Quote the data verbatim, starting at the line containing "Extract all elements" and ending after the line containing "state-meta-reviewers: 2 listed". Omit the pictures.

### RECORDS TO PROCESS

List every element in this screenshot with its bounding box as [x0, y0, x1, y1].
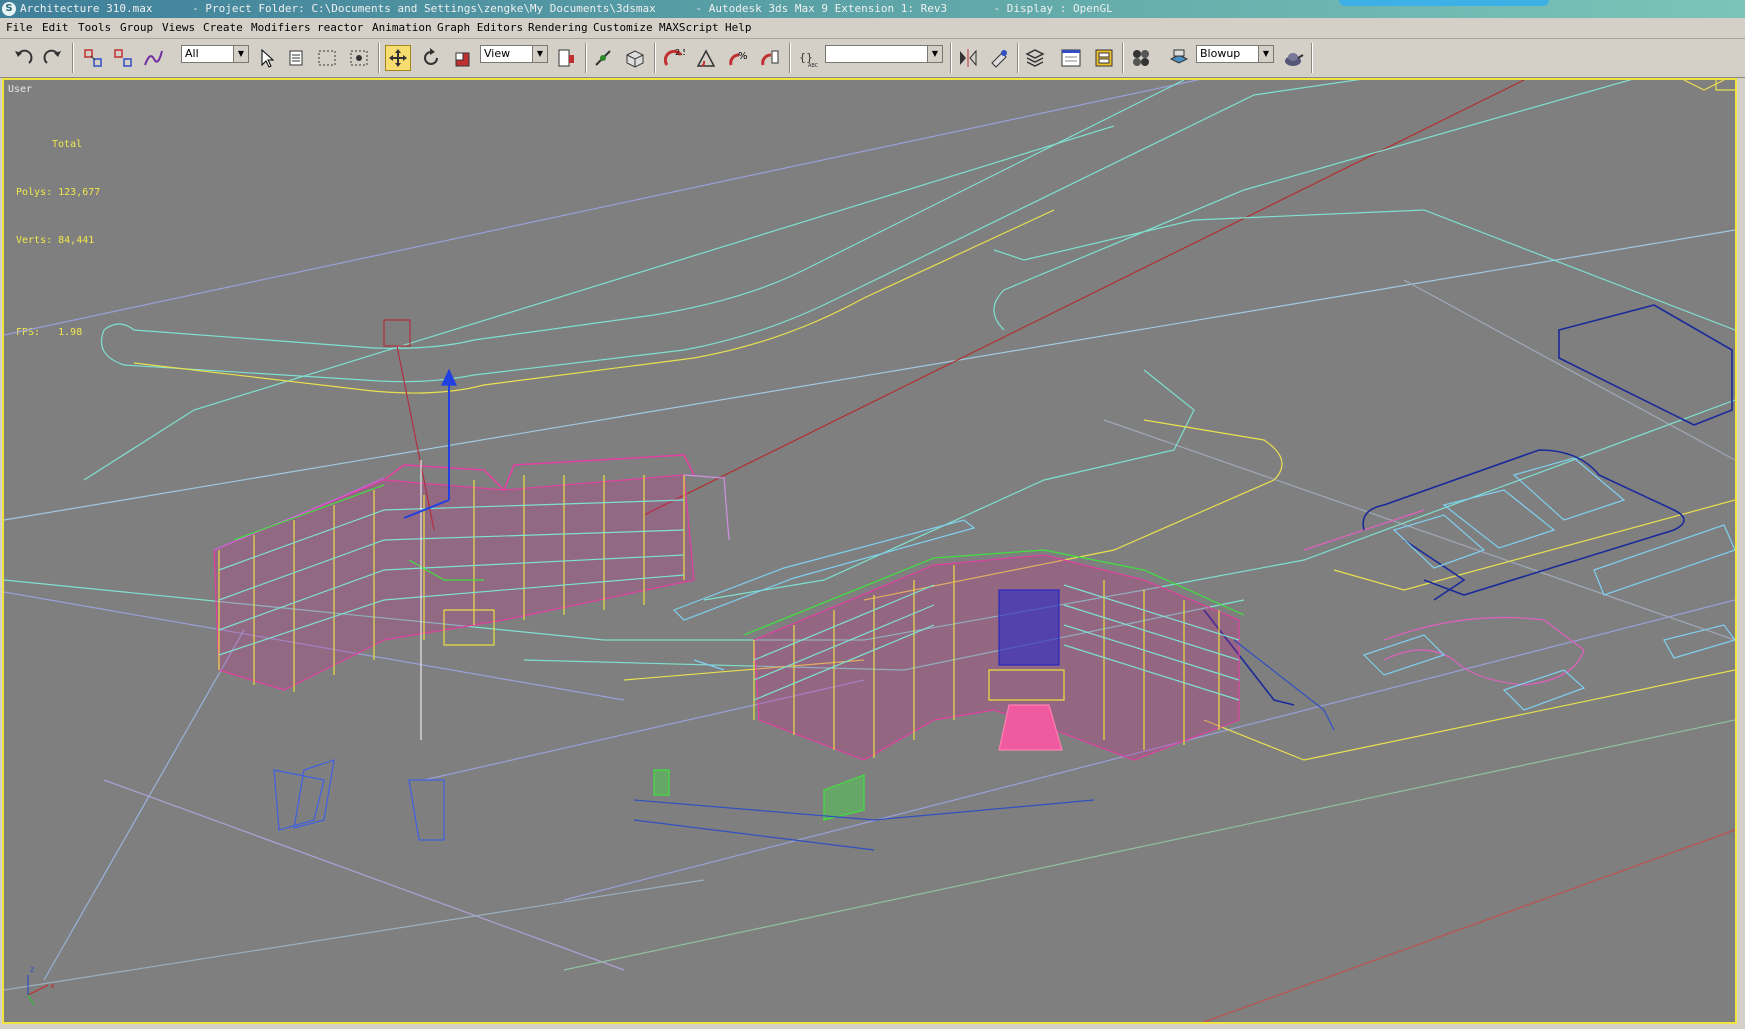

######
### RECORDS TO PROCESS

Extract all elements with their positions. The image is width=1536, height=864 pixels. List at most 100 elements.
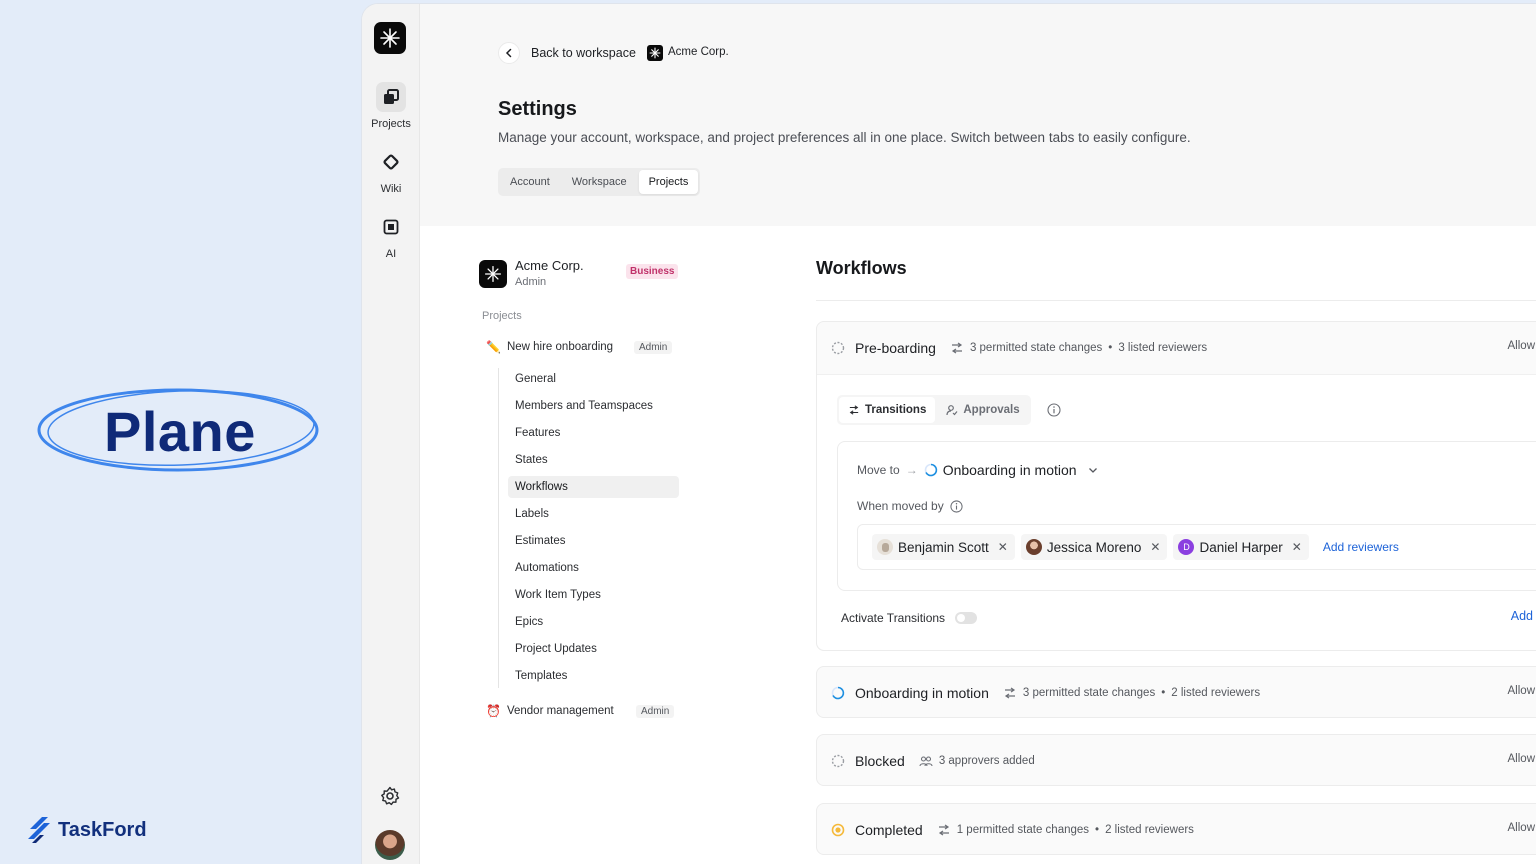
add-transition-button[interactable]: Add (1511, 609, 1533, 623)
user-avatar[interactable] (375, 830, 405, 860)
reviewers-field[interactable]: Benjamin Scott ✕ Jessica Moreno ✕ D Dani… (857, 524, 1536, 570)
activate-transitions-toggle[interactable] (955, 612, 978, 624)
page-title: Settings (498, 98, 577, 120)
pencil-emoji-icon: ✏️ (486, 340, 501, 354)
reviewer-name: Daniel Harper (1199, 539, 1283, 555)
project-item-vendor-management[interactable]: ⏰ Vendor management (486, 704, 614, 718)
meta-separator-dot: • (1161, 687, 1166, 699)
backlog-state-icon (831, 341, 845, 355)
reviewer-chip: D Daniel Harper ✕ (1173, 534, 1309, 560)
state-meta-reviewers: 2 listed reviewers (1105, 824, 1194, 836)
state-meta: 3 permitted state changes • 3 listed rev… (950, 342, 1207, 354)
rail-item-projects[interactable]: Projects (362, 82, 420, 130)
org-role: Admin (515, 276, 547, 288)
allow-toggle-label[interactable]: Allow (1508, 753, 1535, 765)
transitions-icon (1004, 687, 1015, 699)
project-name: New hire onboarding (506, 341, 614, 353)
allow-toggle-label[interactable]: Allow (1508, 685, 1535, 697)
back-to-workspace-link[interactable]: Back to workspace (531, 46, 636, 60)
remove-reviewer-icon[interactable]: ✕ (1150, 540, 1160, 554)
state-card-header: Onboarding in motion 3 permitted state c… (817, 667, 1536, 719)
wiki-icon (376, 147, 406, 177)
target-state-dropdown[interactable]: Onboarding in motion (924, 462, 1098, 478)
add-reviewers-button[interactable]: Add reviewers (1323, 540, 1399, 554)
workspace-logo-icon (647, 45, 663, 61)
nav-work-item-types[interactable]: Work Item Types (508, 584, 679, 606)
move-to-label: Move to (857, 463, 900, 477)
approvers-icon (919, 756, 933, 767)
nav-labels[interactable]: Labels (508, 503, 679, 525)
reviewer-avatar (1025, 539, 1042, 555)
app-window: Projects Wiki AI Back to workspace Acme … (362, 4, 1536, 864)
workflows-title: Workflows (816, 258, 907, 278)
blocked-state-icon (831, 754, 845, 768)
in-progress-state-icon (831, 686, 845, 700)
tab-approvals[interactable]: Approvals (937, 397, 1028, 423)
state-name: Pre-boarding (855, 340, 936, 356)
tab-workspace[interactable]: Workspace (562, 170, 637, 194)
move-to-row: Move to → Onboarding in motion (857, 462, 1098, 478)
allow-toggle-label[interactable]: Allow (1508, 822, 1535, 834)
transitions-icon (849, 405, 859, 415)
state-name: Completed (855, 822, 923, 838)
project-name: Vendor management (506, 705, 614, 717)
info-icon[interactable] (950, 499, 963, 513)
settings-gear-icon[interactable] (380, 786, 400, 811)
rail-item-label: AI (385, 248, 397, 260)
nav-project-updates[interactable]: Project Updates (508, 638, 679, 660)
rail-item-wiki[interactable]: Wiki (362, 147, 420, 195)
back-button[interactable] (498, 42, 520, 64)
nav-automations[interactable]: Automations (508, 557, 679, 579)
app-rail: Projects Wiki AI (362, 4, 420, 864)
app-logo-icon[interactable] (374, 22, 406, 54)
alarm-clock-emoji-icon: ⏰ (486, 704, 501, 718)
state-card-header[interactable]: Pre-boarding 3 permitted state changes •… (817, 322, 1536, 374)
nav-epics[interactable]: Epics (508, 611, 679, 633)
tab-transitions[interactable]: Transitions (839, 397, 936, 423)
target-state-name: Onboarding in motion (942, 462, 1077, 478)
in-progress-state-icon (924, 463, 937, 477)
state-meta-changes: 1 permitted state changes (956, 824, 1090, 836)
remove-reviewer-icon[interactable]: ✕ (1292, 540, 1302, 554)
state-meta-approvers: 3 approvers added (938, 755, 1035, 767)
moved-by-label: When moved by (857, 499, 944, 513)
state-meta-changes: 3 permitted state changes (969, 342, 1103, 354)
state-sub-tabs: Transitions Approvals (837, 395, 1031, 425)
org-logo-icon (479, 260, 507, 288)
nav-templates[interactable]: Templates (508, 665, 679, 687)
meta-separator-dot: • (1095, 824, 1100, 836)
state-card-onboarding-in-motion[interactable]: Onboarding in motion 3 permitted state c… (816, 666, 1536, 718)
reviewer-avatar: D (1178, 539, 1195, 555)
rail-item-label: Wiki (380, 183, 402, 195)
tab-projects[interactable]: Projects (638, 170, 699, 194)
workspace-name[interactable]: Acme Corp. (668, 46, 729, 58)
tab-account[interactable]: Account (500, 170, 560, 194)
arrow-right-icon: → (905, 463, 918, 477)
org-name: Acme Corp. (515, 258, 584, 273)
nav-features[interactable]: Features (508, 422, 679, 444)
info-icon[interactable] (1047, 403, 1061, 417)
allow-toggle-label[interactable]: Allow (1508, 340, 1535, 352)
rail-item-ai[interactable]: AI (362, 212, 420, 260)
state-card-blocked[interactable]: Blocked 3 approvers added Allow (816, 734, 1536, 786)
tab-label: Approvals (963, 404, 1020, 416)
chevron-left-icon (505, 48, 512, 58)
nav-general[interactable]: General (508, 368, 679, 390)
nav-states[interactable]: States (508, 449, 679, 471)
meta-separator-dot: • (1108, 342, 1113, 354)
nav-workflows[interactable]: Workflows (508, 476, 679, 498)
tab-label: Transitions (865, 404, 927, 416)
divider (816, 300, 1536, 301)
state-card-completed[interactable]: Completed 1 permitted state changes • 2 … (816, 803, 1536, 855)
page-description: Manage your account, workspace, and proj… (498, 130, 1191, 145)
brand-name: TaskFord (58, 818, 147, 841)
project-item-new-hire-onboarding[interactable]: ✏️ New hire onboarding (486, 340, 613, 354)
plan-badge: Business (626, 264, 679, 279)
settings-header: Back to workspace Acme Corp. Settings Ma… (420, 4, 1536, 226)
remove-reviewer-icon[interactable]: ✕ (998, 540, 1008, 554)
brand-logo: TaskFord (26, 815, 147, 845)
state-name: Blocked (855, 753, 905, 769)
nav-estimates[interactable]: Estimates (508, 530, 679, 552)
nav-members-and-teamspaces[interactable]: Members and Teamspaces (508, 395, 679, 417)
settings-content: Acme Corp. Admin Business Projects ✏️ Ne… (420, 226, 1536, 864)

######
### RECORDS TO PROCESS

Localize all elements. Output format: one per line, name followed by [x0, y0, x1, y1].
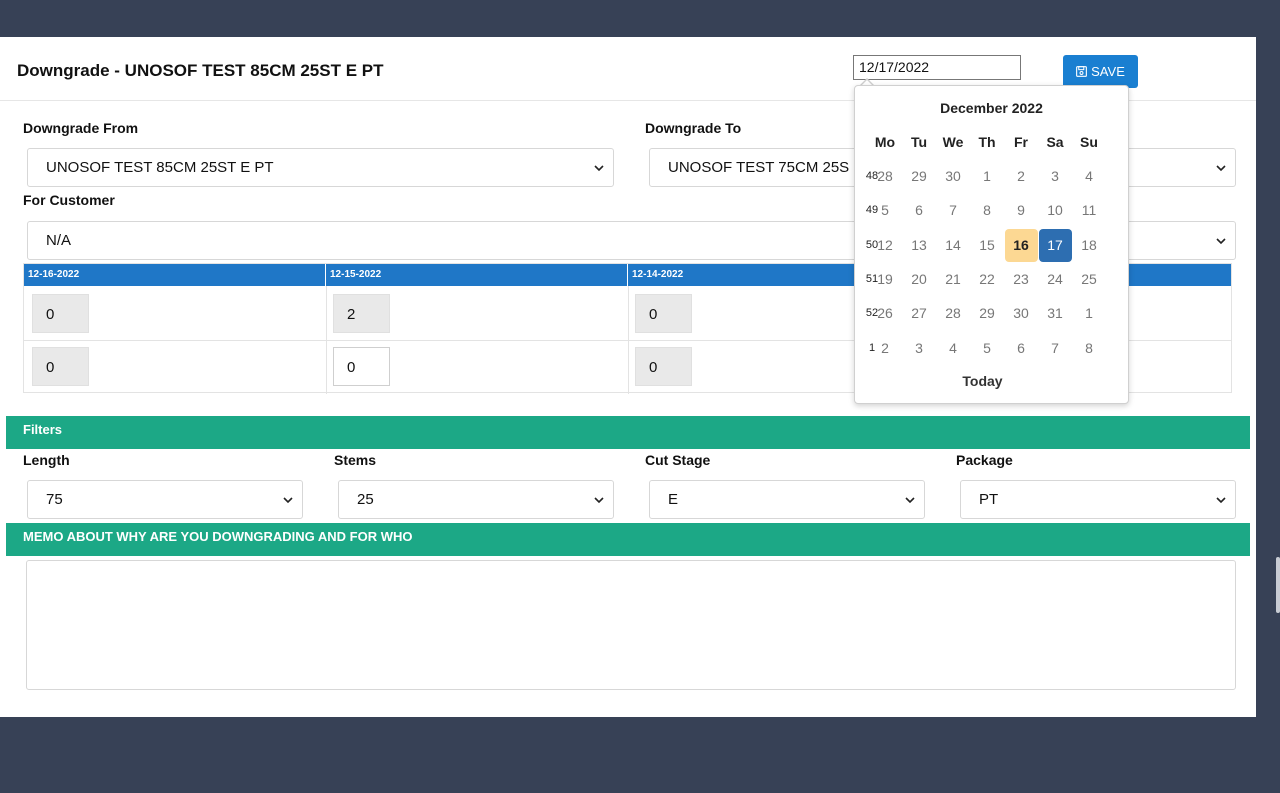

######

IN RESPONSE -
Extract all elements with their positions. The image is width=1536, height=864 pixels. List at most 100 elements.
add-transition-button[interactable]: Add (1511, 609, 1533, 623)
user-avatar[interactable] (375, 830, 405, 860)
reviewers-field[interactable]: Benjamin Scott ✕ Jessica Moreno ✕ D Dani… (857, 524, 1536, 570)
activate-transitions-toggle[interactable] (955, 612, 978, 624)
page-title: Settings (498, 98, 577, 120)
pencil-emoji-icon: ✏️ (486, 340, 501, 354)
reviewer-name: Daniel Harper (1199, 539, 1283, 555)
project-item-vendor-management[interactable]: ⏰ Vendor management (486, 704, 614, 718)
meta-separator-dot: • (1161, 687, 1166, 699)
backlog-state-icon (831, 341, 845, 355)
reviewer-chip: D Daniel Harper ✕ (1173, 534, 1309, 560)
state-meta-reviewers: 2 listed reviewers (1105, 824, 1194, 836)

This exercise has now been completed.